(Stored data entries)
======

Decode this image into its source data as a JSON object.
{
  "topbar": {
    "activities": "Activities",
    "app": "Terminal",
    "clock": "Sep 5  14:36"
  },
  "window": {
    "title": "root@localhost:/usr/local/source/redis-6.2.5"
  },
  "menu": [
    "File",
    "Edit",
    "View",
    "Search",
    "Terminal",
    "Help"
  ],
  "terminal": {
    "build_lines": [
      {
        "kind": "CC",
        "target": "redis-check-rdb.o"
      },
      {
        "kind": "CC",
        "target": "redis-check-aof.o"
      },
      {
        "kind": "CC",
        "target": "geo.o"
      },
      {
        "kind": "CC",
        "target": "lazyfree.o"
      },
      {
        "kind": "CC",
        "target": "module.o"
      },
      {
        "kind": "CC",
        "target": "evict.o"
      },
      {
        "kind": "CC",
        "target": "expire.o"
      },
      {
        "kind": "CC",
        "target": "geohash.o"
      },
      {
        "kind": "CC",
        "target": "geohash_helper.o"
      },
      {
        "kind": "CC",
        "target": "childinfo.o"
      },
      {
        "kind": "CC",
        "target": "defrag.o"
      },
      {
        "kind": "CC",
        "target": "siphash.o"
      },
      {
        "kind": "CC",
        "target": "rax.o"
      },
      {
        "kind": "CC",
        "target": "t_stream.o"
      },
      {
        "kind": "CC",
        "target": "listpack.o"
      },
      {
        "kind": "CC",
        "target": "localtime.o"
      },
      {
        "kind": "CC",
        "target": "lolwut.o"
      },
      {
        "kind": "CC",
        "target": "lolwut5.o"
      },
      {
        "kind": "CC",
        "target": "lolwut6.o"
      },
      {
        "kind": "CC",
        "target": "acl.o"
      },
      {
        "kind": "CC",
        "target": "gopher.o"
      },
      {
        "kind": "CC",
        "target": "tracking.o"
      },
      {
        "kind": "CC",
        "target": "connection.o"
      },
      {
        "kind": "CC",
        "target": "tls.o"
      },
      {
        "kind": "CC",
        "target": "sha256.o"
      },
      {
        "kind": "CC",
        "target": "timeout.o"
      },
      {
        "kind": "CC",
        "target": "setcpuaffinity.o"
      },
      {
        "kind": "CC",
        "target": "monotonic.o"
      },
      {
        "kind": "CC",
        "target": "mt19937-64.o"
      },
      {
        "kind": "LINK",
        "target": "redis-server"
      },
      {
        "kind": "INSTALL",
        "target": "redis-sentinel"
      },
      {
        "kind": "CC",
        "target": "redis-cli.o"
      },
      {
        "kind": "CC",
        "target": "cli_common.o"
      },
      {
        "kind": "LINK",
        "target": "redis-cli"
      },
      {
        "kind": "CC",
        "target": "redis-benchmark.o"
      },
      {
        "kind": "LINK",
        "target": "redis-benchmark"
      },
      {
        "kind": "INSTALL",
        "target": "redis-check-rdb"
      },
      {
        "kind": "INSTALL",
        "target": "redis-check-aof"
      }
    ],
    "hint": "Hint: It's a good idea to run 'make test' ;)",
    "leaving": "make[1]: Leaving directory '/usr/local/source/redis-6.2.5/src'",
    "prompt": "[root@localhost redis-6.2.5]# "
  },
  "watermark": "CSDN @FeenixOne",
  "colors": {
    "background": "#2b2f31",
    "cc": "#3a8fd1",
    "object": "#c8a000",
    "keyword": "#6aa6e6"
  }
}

======

## [WHAT IS EXPECTED]
Your task is to repeat every line exactly.

## [RESULT OF THIS TASK]
Decode this image into its source data as a JSON object.
{
  "topbar": {
    "activities": "Activities",
    "app": "Terminal",
    "clock": "Sep 5  14:36"
  },
  "window": {
    "title": "root@localhost:/usr/local/source/redis-6.2.5"
  },
  "menu": [
    "File",
    "Edit",
    "View",
    "Search",
    "Terminal",
    "Help"
  ],
  "terminal": {
    "build_lines": [
      {
        "kind": "CC",
        "target": "redis-check-rdb.o"
      },
      {
        "kind": "CC",
        "target": "redis-check-aof.o"
      },
      {
        "kind": "CC",
        "target": "geo.o"
      },
      {
        "kind": "CC",
        "target": "lazyfree.o"
      },
      {
        "kind": "CC",
        "target": "module.o"
      },
      {
        "kind": "CC",
        "target": "evict.o"
      },
      {
        "kind": "CC",
        "target": "expire.o"
      },
      {
        "kind": "CC",
        "target": "geohash.o"
      },
      {
        "kind": "CC",
        "target": "geohash_helper.o"
      },
      {
        "kind": "CC",
        "target": "childinfo.o"
      },
      {
        "kind": "CC",
        "target": "defrag.o"
      },
      {
        "kind": "CC",
        "target": "siphash.o"
      },
      {
        "kind": "CC",
        "target": "rax.o"
      },
      {
        "kind": "CC",
        "target": "t_stream.o"
      },
      {
        "kind": "CC",
        "target": "listpack.o"
      },
      {
        "kind": "CC",
        "target": "localtime.o"
      },
      {
        "kind": "CC",
        "target": "lolwut.o"
      },
      {
        "kind": "CC",
        "target": "lolwut5.o"
      },
      {
        "kind": "CC",
        "target": "lolwut6.o"
      },
      {
        "kind": "CC",
        "target": "acl.o"
      },
      {
        "kind": "CC",
        "target": "gopher.o"
      },
      {
        "kind": "CC",
        "target": "tracking.o"
      },
      {
        "kind": "CC",
        "target": "connection.o"
      },
      {
        "kind": "CC",
        "target": "tls.o"
      },
      {
        "kind": "CC",
        "target": "sha256.o"
      },
      {
        "kind": "CC",
        "target": "timeout.o"
      },
      {
        "kind": "CC",
        "target": "setcpuaffinity.o"
      },
      {
        "kind": "CC",
        "target": "monotonic.o"
      },
      {
        "kind": "CC",
        "target": "mt19937-64.o"
      },
      {
        "kind": "LINK",
        "target": "redis-server"
      },
      {
        "kind": "INSTALL",
        "target": "redis-sentinel"
      },
      {
        "kind": "CC",
        "target": "redis-cli.o"
      },
      {
        "kind": "CC",
        "target": "cli_common.o"
      },
      {
        "kind": "LINK",
        "target": "redis-cli"
      },
      {
        "kind": "CC",
        "target": "redis-benchmark.o"
      },
      {
        "kind": "LINK",
        "target": "redis-benchmark"
      },
      {
        "kind": "INSTALL",
        "target": "redis-check-rdb"
      },
      {
        "kind": "INSTALL",
        "target": "redis-check-aof"
      }
    ],
    "hint": "Hint: It's a good idea to run 'make test' ;)",
    "leaving": "make[1]: Leaving directory '/usr/local/source/redis-6.2.5/src'",
    "prompt": "[root@localhost redis-6.2.5]# "
  },
  "watermark": "CSDN @FeenixOne",
  "colors": {
    "background": "#2b2f31",
    "cc": "#3a8fd1",
    "object": "#c8a000",
    "keyword": "#6aa6e6"
  }
}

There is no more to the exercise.